Reproduce each line of the listing exactly.

--- Start ---

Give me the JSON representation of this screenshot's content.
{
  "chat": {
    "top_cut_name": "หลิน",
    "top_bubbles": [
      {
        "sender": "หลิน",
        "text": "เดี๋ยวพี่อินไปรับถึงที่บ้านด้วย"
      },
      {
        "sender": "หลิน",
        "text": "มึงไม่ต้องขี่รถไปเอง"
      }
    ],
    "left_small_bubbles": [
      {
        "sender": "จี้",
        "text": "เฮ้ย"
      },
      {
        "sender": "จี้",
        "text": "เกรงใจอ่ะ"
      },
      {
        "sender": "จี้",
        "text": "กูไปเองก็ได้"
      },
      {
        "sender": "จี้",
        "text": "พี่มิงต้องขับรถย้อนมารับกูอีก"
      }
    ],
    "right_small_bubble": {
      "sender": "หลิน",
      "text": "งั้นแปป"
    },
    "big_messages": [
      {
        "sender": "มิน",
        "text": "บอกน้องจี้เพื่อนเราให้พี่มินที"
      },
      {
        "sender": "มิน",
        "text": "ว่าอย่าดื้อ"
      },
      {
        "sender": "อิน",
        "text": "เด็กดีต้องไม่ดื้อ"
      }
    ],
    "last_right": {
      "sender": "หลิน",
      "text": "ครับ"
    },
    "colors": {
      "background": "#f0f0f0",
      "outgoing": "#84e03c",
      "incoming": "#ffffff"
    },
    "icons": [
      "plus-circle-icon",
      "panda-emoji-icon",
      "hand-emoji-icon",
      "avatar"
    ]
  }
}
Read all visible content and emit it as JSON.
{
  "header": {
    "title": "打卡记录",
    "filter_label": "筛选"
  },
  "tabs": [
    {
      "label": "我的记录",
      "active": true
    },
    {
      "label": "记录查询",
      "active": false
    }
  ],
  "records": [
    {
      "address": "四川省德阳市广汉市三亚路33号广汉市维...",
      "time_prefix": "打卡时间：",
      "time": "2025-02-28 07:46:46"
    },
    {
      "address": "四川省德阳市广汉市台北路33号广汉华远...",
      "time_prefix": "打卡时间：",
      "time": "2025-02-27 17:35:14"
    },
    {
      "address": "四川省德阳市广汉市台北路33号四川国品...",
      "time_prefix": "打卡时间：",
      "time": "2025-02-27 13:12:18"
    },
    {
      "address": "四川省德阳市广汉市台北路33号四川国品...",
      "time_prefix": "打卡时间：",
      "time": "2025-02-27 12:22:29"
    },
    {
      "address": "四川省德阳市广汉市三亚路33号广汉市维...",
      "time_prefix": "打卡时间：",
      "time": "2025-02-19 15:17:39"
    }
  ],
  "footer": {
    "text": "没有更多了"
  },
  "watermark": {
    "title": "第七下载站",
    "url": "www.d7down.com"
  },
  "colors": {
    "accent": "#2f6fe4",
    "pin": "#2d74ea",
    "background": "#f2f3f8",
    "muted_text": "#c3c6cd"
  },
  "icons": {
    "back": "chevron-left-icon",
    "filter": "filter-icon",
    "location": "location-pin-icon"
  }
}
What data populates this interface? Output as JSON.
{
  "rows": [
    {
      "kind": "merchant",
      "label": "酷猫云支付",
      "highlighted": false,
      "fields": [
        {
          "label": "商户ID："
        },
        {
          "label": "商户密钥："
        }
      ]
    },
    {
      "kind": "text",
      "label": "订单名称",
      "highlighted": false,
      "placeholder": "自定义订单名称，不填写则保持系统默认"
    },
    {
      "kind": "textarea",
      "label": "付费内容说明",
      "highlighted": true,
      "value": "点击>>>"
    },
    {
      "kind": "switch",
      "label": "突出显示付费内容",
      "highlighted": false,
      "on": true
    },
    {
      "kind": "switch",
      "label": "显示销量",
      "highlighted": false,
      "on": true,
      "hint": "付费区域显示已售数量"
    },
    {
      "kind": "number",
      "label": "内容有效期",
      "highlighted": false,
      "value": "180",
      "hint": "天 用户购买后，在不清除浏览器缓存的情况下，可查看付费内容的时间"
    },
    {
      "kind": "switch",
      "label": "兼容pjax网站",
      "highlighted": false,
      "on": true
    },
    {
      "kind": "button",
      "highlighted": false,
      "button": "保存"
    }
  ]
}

--- End ---

**Output:**
Give me the JSON representation of this screenshot's content.
{
  "chat": {
    "top_cut_name": "หลิน",
    "top_bubbles": [
      {
        "sender": "หลิน",
        "text": "เดี๋ยวพี่อินไปรับถึงที่บ้านด้วย"
      },
      {
        "sender": "หลิน",
        "text": "มึงไม่ต้องขี่รถไปเอง"
      }
    ],
    "left_small_bubbles": [
      {
        "sender": "จี้",
        "text": "เฮ้ย"
      },
      {
        "sender": "จี้",
        "text": "เกรงใจอ่ะ"
      },
      {
        "sender": "จี้",
        "text": "กูไปเองก็ได้"
      },
      {
        "sender": "จี้",
        "text": "พี่มิงต้องขับรถย้อนมารับกูอีก"
      }
    ],
    "right_small_bubble": {
      "sender": "หลิน",
      "text": "งั้นแปป"
    },
    "big_messages": [
      {
        "sender": "มิน",
        "text": "บอกน้องจี้เพื่อนเราให้พี่มินที"
      },
      {
        "sender": "มิน",
        "text": "ว่าอย่าดื้อ"
      },
      {
        "sender": "อิน",
        "text": "เด็กดีต้องไม่ดื้อ"
      }
    ],
    "last_right": {
      "sender": "หลิน",
      "text": "ครับ"
    },
    "colors": {
      "background": "#f0f0f0",
      "outgoing": "#84e03c",
      "incoming": "#ffffff"
    },
    "icons": [
      "plus-circle-icon",
      "panda-emoji-icon",
      "hand-emoji-icon",
      "avatar"
    ]
  }
}
Read all visible content and emit it as JSON.
{
  "header": {
    "title": "打卡记录",
    "filter_label": "筛选"
  },
  "tabs": [
    {
      "label": "我的记录",
      "active": true
    },
    {
      "label": "记录查询",
      "active": false
    }
  ],
  "records": [
    {
      "address": "四川省德阳市广汉市三亚路33号广汉市维...",
      "time_prefix": "打卡时间：",
      "time": "2025-02-28 07:46:46"
    },
    {
      "address": "四川省德阳市广汉市台北路33号广汉华远...",
      "time_prefix": "打卡时间：",
      "time": "2025-02-27 17:35:14"
    },
    {
      "address": "四川省德阳市广汉市台北路33号四川国品...",
      "time_prefix": "打卡时间：",
      "time": "2025-02-27 13:12:18"
    },
    {
      "address": "四川省德阳市广汉市台北路33号四川国品...",
      "time_prefix": "打卡时间：",
      "time": "2025-02-27 12:22:29"
    },
    {
      "address": "四川省德阳市广汉市三亚路33号广汉市维...",
      "time_prefix": "打卡时间：",
      "time": "2025-02-19 15:17:39"
    }
  ],
  "footer": {
    "text": "没有更多了"
  },
  "watermark": {
    "title": "第七下载站",
    "url": "www.d7down.com"
  },
  "colors": {
    "accent": "#2f6fe4",
    "pin": "#2d74ea",
    "background": "#f2f3f8",
    "muted_text": "#c3c6cd"
  },
  "icons": {
    "back": "chevron-left-icon",
    "filter": "filter-icon",
    "location": "location-pin-icon"
  }
}
What data populates this interface? Output as JSON.
{
  "rows": [
    {
      "kind": "merchant",
      "label": "酷猫云支付",
      "highlighted": false,
      "fields": [
        {
          "label": "商户ID："
        },
        {
          "label": "商户密钥："
        }
      ]
    },
    {
      "kind": "text",
      "label": "订单名称",
      "highlighted": false,
      "placeholder": "自定义订单名称，不填写则保持系统默认"
    },
    {
      "kind": "textarea",
      "label": "付费内容说明",
      "highlighted": true,
      "value": "点击>>>"
    },
    {
      "kind": "switch",
      "label": "突出显示付费内容",
      "highlighted": false,
      "on": true
    },
    {
      "kind": "switch",
      "label": "显示销量",
      "highlighted": false,
      "on": true,
      "hint": "付费区域显示已售数量"
    },
    {
      "kind": "number",
      "label": "内容有效期",
      "highlighted": false,
      "value": "180",
      "hint": "天 用户购买后，在不清除浏览器缓存的情况下，可查看付费内容的时间"
    },
    {
      "kind": "switch",
      "label": "兼容pjax网站",
      "highlighted": false,
      "on": true
    },
    {
      "kind": "button",
      "highlighted": false,
      "button": "保存"
    }
  ]
}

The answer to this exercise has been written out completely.